## REQUIREMENT
Write out the complete material exactly as it stands.

## RECORDS TO USE
------------------------------------------------

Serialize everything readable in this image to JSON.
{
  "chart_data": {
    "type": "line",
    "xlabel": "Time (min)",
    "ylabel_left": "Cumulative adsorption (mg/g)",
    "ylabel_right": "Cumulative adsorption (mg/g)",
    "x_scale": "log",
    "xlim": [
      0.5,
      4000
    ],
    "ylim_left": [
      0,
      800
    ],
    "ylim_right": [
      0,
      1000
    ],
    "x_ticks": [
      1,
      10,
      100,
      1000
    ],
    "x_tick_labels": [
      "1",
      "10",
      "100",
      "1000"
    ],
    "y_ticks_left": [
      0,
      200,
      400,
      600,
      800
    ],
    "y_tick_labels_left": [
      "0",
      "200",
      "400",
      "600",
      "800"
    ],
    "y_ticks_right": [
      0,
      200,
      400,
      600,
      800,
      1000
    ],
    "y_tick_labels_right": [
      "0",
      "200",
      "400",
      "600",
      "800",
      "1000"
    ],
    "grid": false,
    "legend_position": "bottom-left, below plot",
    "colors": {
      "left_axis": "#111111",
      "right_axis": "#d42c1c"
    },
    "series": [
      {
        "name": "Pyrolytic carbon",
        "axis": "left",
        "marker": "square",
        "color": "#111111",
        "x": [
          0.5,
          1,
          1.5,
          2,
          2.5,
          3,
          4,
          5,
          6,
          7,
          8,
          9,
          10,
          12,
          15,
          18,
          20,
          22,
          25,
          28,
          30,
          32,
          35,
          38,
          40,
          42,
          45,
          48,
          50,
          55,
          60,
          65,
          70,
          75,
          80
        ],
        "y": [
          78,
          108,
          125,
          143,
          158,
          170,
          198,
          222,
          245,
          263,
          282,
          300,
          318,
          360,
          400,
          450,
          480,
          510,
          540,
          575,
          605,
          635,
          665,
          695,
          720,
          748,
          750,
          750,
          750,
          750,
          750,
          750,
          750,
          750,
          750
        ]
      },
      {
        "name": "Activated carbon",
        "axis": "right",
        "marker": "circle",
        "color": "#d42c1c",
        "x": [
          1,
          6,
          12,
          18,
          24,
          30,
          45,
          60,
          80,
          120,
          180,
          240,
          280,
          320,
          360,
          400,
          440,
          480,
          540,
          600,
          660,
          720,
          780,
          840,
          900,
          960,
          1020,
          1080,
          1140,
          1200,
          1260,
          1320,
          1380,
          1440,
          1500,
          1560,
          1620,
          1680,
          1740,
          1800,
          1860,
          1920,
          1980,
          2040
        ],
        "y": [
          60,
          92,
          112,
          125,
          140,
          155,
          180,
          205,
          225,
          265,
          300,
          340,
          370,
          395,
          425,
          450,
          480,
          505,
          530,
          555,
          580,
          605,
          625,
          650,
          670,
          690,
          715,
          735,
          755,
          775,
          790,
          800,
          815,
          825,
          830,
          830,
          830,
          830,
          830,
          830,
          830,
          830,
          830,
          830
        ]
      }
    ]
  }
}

------------------------------------------------

## ANSWER TO THE TASK
Serialize everything readable in this image to JSON.
{
  "chart_data": {
    "type": "line",
    "xlabel": "Time (min)",
    "ylabel_left": "Cumulative adsorption (mg/g)",
    "ylabel_right": "Cumulative adsorption (mg/g)",
    "x_scale": "log",
    "xlim": [
      0.5,
      4000
    ],
    "ylim_left": [
      0,
      800
    ],
    "ylim_right": [
      0,
      1000
    ],
    "x_ticks": [
      1,
      10,
      100,
      1000
    ],
    "x_tick_labels": [
      "1",
      "10",
      "100",
      "1000"
    ],
    "y_ticks_left": [
      0,
      200,
      400,
      600,
      800
    ],
    "y_tick_labels_left": [
      "0",
      "200",
      "400",
      "600",
      "800"
    ],
    "y_ticks_right": [
      0,
      200,
      400,
      600,
      800,
      1000
    ],
    "y_tick_labels_right": [
      "0",
      "200",
      "400",
      "600",
      "800",
      "1000"
    ],
    "grid": false,
    "legend_position": "bottom-left, below plot",
    "colors": {
      "left_axis": "#111111",
      "right_axis": "#d42c1c"
    },
    "series": [
      {
        "name": "Pyrolytic carbon",
        "axis": "left",
        "marker": "square",
        "color": "#111111",
        "x": [
          0.5,
          1,
          1.5,
          2,
          2.5,
          3,
          4,
          5,
          6,
          7,
          8,
          9,
          10,
          12,
          15,
          18,
          20,
          22,
          25,
          28,
          30,
          32,
          35,
          38,
          40,
          42,
          45,
          48,
          50,
          55,
          60,
          65,
          70,
          75,
          80
        ],
        "y": [
          78,
          108,
          125,
          143,
          158,
          170,
          198,
          222,
          245,
          263,
          282,
          300,
          318,
          360,
          400,
          450,
          480,
          510,
          540,
          575,
          605,
          635,
          665,
          695,
          720,
          748,
          750,
          750,
          750,
          750,
          750,
          750,
          750,
          750,
          750
        ]
      },
      {
        "name": "Activated carbon",
        "axis": "right",
        "marker": "circle",
        "color": "#d42c1c",
        "x": [
          1,
          6,
          12,
          18,
          24,
          30,
          45,
          60,
          80,
          120,
          180,
          240,
          280,
          320,
          360,
          400,
          440,
          480,
          540,
          600,
          660,
          720,
          780,
          840,
          900,
          960,
          1020,
          1080,
          1140,
          1200,
          1260,
          1320,
          1380,
          1440,
          1500,
          1560,
          1620,
          1680,
          1740,
          1800,
          1860,
          1920,
          1980,
          2040
        ],
        "y": [
          60,
          92,
          112,
          125,
          140,
          155,
          180,
          205,
          225,
          265,
          300,
          340,
          370,
          395,
          425,
          450,
          480,
          505,
          530,
          555,
          580,
          605,
          625,
          650,
          670,
          690,
          715,
          735,
          755,
          775,
          790,
          800,
          815,
          825,
          830,
          830,
          830,
          830,
          830,
          830,
          830,
          830,
          830,
          830
        ]
      }
    ]
  }
}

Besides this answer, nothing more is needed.